-- Task brief --
From the entries that follow, list every line in which the string "Hertfordshire" appears.

** Begin **

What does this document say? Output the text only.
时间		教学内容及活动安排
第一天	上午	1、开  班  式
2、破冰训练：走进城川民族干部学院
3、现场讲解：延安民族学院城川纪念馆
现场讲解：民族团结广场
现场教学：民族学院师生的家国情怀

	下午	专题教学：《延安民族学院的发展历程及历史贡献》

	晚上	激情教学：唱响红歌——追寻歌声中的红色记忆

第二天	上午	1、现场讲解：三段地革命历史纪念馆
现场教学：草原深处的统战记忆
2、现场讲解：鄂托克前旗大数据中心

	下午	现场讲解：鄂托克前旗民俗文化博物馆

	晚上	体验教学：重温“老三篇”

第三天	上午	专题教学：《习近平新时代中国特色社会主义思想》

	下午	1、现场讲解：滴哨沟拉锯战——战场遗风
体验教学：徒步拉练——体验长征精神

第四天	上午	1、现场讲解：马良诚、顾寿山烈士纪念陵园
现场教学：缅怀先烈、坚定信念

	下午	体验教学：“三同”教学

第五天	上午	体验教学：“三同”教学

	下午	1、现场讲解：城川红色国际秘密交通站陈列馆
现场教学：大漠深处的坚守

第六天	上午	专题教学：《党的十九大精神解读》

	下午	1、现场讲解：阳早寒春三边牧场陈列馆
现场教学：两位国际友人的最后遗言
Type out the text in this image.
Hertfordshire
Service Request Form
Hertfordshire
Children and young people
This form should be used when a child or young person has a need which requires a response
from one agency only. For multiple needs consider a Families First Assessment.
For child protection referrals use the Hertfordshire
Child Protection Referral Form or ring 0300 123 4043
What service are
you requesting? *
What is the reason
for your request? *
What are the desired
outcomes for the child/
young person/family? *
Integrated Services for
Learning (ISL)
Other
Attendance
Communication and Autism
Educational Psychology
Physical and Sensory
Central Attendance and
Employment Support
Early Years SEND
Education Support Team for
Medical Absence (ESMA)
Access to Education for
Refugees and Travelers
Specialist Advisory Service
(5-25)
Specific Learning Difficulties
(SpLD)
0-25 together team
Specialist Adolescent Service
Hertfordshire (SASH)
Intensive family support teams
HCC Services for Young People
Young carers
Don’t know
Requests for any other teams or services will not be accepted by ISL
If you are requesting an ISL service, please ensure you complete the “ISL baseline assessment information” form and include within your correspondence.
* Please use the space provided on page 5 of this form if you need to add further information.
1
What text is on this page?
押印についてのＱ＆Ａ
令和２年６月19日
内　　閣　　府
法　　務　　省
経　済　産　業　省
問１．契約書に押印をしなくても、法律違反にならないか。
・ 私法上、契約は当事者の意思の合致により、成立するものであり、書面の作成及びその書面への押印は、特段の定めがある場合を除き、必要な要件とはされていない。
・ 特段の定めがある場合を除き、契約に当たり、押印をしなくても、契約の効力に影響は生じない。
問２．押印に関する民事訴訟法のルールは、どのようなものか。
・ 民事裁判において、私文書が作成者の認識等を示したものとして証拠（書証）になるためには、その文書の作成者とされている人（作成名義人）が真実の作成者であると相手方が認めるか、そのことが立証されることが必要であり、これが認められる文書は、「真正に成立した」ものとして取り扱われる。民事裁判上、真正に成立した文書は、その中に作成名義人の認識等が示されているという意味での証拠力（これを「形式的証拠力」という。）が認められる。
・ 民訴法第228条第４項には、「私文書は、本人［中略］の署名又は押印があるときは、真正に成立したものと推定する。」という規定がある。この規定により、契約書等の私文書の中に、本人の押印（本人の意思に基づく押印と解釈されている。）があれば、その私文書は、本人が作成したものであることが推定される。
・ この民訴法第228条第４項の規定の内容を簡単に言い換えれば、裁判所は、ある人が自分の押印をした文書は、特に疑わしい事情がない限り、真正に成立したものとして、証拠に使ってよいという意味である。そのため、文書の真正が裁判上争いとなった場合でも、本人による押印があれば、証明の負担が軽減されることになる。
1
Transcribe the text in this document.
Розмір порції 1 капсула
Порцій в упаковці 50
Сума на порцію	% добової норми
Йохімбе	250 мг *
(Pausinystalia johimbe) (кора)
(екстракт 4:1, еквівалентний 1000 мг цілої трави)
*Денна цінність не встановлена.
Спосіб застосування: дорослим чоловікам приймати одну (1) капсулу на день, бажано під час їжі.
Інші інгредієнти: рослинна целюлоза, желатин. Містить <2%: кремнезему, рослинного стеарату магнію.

** End **

-- Answer to the task --
Hertfordshire
Hertfordshire
For child protection referrals use the Hertfordshire
Hertfordshire (SASH)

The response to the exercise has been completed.